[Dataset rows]

........

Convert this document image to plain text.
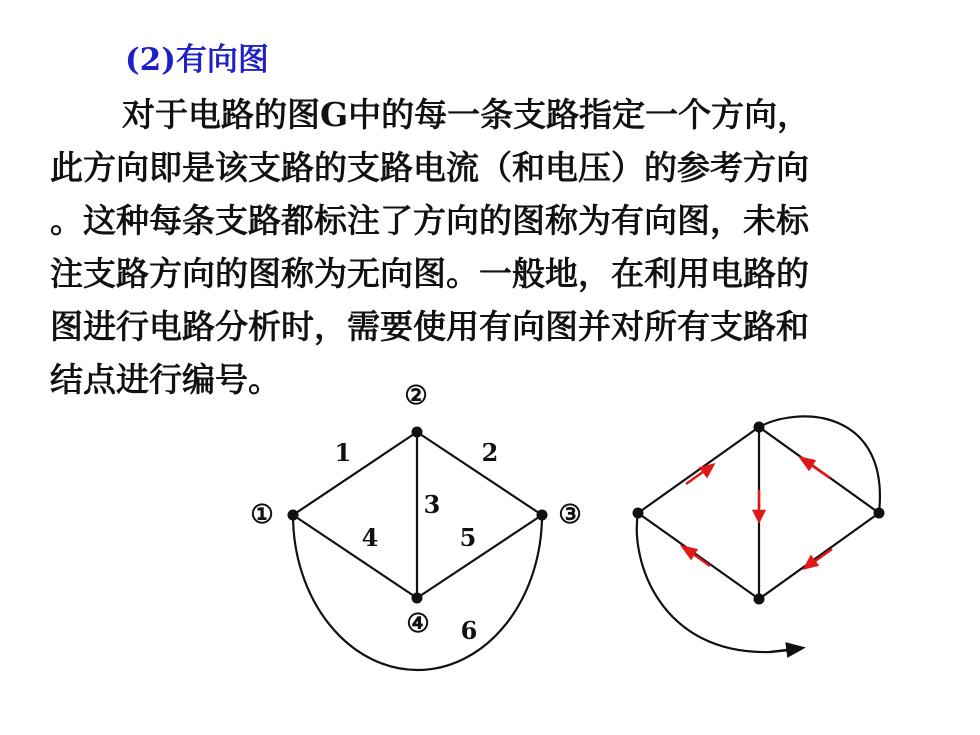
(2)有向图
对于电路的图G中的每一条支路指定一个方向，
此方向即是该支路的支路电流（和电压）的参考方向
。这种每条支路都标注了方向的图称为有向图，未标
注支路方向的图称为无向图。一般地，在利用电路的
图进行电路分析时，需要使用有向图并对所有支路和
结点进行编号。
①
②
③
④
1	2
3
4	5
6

........

Task description » All entries are to be retyped exactly. Omit any embedded images.

Written solution »
Convert this document image to plain text.
(2)有向图
对于电路的图G中的每一条支路指定一个方向，
此方向即是该支路的支路电流（和电压）的参考方向
。这种每条支路都标注了方向的图称为有向图，未标
注支路方向的图称为无向图。一般地，在利用电路的
图进行电路分析时，需要使用有向图并对所有支路和
结点进行编号。
①
②
③
④
1	2
3
4	5
6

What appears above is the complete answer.